Journey had reached the top of the summit. Sadly, whenever one reaches that peak, the only was to go is down, and the band began to slowly fall apart.
Public anticipation was high for Journey’s next album. Whatever they released was sure to be a blockbuster. Sadly, even though Frontiers had four more hits for the band, overall it’s cold and cynical, with little joy. One need only look at the ridiculous photo of the band parachuting toward us to see the state of affairs in Journey. Schon and Cain look pissed, Smith is bemused and Valory appears stoned. Meanwhile, Perry smiles smugly. Behind the scenes he had slowly gained more control of the band. As for the music, Frontiers falls into that category of the record label cramming all of the singles on side one, and letting side two provide the b-side material. Instead of going into the hits, let’s discuss the other songs. Side two opens with “Edge of the Blade”, a retread of “Escape” that deals with a broken relationship (most of the songs on Frontiers are bitter, like that). The song also mimics “Separate Ways,” with a drum break in the middle and Schon having an extended solo as the song fades out. “Troubled Child,” another song with dark subject matter, follows. This one is unusual in that it’s written in 6/8 time, attributable to Smith’s influence of constantly trying to branch out the group’s sound. “Back Talk” is a Bo Diddley type song that may have sounded cool in 1983, but now comes off as really forced and misogynistic. The title track is an odd piece of music co-written by Smith featuring another syncopated drum part. It’s apparently Perry’s commentary about how technology is affecting the human experience. Finally, the album closes out with the optimistic “Rubicon.” I’ve always been surprised that considering how cynical every song on Frontiers comes off, “Rubicon” wasn’t released as a single. It’s a straight-ahead rocker as radio friendly as “Separate Ways.”
Although not the phenomenon of its predecessor, Frontiers was still an unmitigated success. After the album’s release, Journey immediately began touring, reaping millions from the sales of concert tickets and tour merchandise. By the end of the tour the band was playing sold out stadiums, with fans watching all of the action on enormous video screens, another one of Herbert’s innovative ideas. Journey became the first band to use them on tour. Between 1983 and 1986 there would be no new Journey album. Schon recorded with Sammy Hagar on an LP that supposedly influenced Eddie Van Halen, Smith formed a jazz/fusion band, Vital Information, Cain did some producing, and Valory battled addiction and mounting losses from bad investments. As for Perry, he released his first solo album, Street Talk, which generated three top 40 hits, including the smash, “Oh Sherrie.” The success of that album gave him considerable leverage over Herbert and the band. When Journey regrouped to start their next album, Perry convinced Schon and Cain to fire Valory. Against Herbert’s wishes, the bass player was given his walking papers. Soon thereafter, Smith quit, bored with having to replicate the click tracks from Perry’s demo tapes. With just Perry, Schon and Cain calling themselves Journey, they finished their next album using studio vets like Larry Londin on drums and Randy Jackson on bass. The future American Idol judge would also become a touring member of Journey.

◆ EXERCISE INSTRUCTIONS
**1.** In the passage on Journey, what time signature is "Troubled Child" written in?
**2.** Quote the raw records from their first line through the line that contains "answer-line: (3)塞下秋来风景异 衡阳雁去无留意", inclusive.

(Raw records)
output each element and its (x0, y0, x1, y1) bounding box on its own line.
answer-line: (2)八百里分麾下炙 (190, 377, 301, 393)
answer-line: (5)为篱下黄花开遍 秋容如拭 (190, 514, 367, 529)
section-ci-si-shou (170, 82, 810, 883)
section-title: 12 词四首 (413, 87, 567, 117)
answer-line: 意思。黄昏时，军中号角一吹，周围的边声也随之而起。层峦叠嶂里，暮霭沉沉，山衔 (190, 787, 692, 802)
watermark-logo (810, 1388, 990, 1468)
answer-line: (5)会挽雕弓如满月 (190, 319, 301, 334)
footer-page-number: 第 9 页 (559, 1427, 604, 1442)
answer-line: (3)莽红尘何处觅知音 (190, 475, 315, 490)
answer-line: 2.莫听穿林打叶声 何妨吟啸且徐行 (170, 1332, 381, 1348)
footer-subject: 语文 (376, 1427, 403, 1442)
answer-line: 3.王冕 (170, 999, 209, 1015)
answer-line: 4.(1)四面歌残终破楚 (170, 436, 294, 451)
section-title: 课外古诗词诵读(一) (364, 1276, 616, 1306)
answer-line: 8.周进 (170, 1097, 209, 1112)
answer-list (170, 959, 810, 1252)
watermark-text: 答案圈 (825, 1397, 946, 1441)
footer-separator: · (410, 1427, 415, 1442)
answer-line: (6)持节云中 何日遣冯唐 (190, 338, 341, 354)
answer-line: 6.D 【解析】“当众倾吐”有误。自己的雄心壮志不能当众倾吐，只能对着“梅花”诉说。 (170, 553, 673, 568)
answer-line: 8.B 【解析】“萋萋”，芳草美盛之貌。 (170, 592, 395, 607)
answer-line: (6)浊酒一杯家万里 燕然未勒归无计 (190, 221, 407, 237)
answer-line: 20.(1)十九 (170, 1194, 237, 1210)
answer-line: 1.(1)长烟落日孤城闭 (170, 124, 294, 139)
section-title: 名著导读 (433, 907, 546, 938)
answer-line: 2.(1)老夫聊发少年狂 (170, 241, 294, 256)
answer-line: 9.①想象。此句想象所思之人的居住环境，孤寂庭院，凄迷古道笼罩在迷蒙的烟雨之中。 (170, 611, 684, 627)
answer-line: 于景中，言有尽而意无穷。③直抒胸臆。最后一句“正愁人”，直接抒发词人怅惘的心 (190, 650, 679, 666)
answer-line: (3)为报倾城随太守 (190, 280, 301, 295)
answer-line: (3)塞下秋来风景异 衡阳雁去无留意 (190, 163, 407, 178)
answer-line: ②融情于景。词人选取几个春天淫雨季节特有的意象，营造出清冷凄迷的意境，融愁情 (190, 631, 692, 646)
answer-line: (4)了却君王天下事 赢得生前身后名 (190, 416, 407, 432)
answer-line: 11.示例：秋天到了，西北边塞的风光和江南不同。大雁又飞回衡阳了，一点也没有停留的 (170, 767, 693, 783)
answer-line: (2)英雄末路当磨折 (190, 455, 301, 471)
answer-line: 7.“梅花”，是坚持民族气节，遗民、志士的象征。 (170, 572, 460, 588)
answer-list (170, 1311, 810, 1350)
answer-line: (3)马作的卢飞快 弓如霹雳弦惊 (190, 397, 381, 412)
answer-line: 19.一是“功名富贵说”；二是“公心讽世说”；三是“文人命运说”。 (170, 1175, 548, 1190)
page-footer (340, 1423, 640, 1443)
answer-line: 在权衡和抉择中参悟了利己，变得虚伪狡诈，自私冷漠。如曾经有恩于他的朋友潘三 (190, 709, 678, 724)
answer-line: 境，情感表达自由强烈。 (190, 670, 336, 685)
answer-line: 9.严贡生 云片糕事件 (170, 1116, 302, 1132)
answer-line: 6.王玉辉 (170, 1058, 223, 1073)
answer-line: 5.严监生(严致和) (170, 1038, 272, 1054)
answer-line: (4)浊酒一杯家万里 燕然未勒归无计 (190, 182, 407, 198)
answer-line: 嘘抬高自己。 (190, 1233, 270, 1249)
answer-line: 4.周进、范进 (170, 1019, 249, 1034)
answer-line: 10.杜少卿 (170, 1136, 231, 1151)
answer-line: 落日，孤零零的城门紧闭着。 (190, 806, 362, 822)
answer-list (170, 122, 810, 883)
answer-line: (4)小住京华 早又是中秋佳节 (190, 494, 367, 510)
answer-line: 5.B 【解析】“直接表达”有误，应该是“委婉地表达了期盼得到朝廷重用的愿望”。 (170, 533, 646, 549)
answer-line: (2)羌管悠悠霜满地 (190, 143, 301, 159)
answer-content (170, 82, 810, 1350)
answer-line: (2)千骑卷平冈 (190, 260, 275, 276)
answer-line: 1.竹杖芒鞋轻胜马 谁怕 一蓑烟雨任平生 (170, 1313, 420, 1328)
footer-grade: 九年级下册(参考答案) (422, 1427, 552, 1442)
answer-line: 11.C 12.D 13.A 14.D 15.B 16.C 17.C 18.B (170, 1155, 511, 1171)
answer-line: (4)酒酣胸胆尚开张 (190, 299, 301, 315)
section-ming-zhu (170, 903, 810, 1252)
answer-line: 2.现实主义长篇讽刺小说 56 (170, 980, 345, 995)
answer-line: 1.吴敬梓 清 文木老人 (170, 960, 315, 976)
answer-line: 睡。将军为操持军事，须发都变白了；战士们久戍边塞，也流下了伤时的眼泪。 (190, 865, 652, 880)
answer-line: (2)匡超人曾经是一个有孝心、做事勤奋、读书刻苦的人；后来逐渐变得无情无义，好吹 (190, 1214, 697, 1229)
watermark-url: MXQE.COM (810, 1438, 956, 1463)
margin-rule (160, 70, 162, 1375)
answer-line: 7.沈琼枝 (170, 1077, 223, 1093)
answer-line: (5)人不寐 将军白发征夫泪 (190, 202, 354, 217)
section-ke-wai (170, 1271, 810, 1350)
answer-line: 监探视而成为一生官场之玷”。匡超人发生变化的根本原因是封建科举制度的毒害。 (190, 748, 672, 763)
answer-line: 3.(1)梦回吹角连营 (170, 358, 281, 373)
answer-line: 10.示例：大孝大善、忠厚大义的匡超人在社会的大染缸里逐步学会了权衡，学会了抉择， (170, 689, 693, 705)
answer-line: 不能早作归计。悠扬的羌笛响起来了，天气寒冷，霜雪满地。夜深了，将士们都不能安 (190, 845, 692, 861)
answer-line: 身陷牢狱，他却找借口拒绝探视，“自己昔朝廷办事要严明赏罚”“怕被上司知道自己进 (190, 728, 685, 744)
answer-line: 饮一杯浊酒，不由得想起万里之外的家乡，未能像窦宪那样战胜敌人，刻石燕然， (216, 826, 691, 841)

◆ RESULTS OF THE TASKS
**1.** 6/8 time

**2.**
output each element and its (x0, y0, x1, y1) bounding box on its own line.
answer-line: (2)八百里分麾下炙 (190, 377, 301, 393)
answer-line: (5)为篱下黄花开遍 秋容如拭 (190, 514, 367, 529)
section-ci-si-shou (170, 82, 810, 883)
section-title: 12 词四首 (413, 87, 567, 117)
answer-line: 意思。黄昏时，军中号角一吹，周围的边声也随之而起。层峦叠嶂里，暮霭沉沉，山衔 (190, 787, 692, 802)
watermark-logo (810, 1388, 990, 1468)
answer-line: (5)会挽雕弓如满月 (190, 319, 301, 334)
footer-page-number: 第 9 页 (559, 1427, 604, 1442)
answer-line: (3)莽红尘何处觅知音 (190, 475, 315, 490)
answer-line: 2.莫听穿林打叶声 何妨吟啸且徐行 (170, 1332, 381, 1348)
footer-subject: 语文 (376, 1427, 403, 1442)
answer-line: 3.王冕 (170, 999, 209, 1015)
answer-line: 4.(1)四面歌残终破楚 (170, 436, 294, 451)
section-title: 课外古诗词诵读(一) (364, 1276, 616, 1306)
answer-line: 8.周进 (170, 1097, 209, 1112)
answer-list (170, 959, 810, 1252)
watermark-text: 答案圈 (825, 1397, 946, 1441)
footer-separator: · (410, 1427, 415, 1442)
answer-line: (6)持节云中 何日遣冯唐 (190, 338, 341, 354)
answer-line: 6.D 【解析】“当众倾吐”有误。自己的雄心壮志不能当众倾吐，只能对着“梅花”诉说。 (170, 553, 673, 568)
answer-line: 8.B 【解析】“萋萋”，芳草美盛之貌。 (170, 592, 395, 607)
answer-line: (6)浊酒一杯家万里 燕然未勒归无计 (190, 221, 407, 237)
answer-line: 20.(1)十九 (170, 1194, 237, 1210)
answer-line: 1.(1)长烟落日孤城闭 (170, 124, 294, 139)
section-title: 名著导读 (433, 907, 546, 938)
answer-line: 2.(1)老夫聊发少年狂 (170, 241, 294, 256)
answer-line: 9.①想象。此句想象所思之人的居住环境，孤寂庭院，凄迷古道笼罩在迷蒙的烟雨之中。 (170, 611, 684, 627)
answer-line: 于景中，言有尽而意无穷。③直抒胸臆。最后一句“正愁人”，直接抒发词人怅惘的心 (190, 650, 679, 666)
answer-line: (3)为报倾城随太守 (190, 280, 301, 295)
answer-line: (3)塞下秋来风景异 衡阳雁去无留意 (190, 163, 407, 178)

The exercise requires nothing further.